[BEGIN]
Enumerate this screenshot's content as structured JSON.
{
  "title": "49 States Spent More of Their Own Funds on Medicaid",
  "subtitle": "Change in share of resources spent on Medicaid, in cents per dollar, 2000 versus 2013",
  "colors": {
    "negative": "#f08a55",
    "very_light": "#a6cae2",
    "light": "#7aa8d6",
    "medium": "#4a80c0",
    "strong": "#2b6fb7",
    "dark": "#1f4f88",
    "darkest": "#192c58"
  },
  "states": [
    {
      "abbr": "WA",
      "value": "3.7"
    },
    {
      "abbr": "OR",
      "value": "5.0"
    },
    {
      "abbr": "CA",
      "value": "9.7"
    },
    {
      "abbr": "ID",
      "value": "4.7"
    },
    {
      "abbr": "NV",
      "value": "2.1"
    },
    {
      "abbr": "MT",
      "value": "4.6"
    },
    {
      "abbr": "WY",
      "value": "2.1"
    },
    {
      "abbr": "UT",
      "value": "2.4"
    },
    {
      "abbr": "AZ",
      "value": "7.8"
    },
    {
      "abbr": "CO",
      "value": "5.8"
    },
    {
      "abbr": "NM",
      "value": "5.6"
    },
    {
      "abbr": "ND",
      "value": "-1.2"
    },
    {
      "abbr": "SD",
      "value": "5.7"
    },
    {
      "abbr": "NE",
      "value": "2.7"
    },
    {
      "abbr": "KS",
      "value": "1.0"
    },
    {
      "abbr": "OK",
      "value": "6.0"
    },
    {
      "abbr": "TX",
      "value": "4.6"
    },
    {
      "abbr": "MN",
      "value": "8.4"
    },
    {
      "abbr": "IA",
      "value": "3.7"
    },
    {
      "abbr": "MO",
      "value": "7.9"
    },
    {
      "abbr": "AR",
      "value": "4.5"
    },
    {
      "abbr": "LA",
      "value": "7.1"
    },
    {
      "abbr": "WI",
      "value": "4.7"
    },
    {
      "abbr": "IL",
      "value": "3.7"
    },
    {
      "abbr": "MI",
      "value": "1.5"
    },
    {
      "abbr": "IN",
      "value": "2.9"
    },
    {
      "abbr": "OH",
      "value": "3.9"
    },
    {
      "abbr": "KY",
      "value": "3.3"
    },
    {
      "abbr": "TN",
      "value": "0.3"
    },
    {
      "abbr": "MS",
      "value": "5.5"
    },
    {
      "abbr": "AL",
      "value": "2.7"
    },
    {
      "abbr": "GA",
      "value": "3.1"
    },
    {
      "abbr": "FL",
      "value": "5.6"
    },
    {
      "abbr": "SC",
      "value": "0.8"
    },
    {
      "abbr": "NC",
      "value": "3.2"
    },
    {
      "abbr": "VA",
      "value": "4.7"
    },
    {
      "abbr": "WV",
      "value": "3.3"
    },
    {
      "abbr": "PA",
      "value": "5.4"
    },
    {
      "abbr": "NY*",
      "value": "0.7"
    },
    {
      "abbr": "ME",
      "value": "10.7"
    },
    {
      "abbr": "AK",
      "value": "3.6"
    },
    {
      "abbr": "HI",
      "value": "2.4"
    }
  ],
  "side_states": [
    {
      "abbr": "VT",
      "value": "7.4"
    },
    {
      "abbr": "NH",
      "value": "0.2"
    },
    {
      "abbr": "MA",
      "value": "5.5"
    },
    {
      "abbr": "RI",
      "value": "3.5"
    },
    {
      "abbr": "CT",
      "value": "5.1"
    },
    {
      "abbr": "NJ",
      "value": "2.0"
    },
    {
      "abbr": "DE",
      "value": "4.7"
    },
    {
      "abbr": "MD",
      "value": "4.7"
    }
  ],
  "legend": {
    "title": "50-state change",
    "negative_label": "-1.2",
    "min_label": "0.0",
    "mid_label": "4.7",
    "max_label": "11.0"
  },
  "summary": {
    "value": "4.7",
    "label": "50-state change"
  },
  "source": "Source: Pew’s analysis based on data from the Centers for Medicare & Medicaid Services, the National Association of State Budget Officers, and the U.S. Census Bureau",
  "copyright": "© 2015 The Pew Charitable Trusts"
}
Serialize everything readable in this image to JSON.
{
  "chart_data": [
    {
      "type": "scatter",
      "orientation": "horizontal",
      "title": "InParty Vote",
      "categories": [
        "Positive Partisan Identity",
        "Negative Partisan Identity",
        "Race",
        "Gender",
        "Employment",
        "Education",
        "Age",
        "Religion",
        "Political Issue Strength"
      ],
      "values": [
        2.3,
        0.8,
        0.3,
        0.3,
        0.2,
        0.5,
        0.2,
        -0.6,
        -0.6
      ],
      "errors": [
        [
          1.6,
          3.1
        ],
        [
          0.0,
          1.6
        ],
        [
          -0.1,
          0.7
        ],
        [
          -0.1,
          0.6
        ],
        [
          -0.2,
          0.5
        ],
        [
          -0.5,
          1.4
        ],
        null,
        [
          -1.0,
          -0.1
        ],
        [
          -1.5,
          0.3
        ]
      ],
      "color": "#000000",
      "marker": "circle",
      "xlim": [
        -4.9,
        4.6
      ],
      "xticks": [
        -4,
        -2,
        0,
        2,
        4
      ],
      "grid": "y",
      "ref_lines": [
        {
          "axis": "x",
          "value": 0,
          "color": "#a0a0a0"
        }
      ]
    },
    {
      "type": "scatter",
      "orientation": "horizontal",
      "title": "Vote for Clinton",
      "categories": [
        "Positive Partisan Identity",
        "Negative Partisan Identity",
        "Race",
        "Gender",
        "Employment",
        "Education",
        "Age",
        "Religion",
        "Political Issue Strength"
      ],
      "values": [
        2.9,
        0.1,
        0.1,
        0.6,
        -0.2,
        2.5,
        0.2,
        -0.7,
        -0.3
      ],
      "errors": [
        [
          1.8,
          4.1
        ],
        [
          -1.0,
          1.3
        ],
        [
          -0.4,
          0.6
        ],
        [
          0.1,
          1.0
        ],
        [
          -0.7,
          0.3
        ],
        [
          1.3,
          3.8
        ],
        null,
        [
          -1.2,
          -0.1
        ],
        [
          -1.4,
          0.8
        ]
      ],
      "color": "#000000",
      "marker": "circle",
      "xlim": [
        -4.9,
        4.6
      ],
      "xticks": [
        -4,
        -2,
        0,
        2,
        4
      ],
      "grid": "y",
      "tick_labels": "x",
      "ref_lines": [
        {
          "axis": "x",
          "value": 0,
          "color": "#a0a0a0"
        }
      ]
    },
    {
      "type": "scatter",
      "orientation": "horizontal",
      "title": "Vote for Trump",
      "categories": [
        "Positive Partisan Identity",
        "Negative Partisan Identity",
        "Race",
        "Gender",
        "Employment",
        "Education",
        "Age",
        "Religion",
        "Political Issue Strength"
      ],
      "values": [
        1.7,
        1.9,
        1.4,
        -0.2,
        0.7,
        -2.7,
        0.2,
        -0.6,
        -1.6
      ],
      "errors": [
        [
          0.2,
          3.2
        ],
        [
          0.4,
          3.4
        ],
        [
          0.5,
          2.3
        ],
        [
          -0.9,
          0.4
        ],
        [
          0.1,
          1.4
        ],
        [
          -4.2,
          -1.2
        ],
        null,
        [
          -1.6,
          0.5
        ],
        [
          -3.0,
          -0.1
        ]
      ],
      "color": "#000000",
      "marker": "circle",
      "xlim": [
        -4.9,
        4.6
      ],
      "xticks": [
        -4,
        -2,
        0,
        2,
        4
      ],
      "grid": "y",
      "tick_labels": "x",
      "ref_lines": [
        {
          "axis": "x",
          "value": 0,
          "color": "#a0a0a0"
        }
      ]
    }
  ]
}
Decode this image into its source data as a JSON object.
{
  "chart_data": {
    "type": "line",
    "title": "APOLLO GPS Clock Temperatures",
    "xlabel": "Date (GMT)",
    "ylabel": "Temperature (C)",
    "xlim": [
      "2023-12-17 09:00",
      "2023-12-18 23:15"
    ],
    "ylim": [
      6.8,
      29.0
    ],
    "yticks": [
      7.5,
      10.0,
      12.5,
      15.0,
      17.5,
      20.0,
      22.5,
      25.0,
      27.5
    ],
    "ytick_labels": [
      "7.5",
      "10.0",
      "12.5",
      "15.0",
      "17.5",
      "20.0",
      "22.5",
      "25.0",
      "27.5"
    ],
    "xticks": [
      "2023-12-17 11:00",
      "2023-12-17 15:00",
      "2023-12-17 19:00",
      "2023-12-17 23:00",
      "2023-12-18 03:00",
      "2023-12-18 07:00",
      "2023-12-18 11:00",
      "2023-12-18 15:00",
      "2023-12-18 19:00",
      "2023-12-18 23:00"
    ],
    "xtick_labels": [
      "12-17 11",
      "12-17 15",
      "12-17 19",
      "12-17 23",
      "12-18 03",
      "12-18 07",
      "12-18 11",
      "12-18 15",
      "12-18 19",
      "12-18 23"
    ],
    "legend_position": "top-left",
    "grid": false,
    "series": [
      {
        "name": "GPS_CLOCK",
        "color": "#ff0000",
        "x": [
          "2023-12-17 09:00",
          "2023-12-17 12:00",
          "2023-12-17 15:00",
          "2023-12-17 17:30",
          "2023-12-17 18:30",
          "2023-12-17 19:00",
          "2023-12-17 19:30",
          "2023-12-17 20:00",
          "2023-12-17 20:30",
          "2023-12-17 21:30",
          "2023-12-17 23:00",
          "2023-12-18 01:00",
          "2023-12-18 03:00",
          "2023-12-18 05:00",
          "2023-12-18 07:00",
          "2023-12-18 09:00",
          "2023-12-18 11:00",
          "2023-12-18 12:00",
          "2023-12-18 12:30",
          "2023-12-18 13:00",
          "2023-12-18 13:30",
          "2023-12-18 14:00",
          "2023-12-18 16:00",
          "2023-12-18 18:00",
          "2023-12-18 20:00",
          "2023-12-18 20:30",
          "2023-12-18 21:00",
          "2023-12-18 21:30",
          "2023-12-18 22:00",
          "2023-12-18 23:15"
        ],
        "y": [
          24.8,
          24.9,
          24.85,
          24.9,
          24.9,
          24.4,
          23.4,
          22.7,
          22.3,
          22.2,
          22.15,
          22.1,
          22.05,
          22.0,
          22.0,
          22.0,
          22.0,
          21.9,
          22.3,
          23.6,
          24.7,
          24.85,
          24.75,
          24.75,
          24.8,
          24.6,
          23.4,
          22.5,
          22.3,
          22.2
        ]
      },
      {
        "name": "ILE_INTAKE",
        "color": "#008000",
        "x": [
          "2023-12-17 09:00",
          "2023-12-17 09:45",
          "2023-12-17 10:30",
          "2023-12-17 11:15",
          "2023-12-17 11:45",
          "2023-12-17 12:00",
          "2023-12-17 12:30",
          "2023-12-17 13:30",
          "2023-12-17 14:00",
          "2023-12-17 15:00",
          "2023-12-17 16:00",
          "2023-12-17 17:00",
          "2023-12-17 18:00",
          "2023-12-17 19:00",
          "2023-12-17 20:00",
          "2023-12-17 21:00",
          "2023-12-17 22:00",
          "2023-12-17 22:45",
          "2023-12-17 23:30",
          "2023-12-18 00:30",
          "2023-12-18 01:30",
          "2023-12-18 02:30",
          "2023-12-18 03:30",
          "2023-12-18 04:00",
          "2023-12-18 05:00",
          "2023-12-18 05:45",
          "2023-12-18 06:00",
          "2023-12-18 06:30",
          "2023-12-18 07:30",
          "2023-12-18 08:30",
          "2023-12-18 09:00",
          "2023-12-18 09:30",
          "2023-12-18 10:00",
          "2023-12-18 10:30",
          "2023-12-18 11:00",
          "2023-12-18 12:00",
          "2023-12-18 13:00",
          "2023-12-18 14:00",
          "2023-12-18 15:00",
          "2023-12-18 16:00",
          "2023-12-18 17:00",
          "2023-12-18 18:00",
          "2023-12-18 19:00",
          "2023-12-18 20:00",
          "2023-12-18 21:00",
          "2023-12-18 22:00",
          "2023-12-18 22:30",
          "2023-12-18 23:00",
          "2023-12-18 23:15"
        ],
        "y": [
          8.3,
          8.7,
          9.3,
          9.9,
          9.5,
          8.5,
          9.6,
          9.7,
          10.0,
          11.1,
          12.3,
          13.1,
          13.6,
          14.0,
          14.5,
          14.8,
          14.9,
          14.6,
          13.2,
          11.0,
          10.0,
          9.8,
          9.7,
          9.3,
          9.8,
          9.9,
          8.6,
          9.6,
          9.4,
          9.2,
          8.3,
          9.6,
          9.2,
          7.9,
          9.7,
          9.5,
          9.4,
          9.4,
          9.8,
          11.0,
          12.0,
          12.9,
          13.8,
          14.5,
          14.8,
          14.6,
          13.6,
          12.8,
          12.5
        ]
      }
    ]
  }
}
[END]
Note how many lines in the material hold the word "JSON", and give that number with nothing added.

3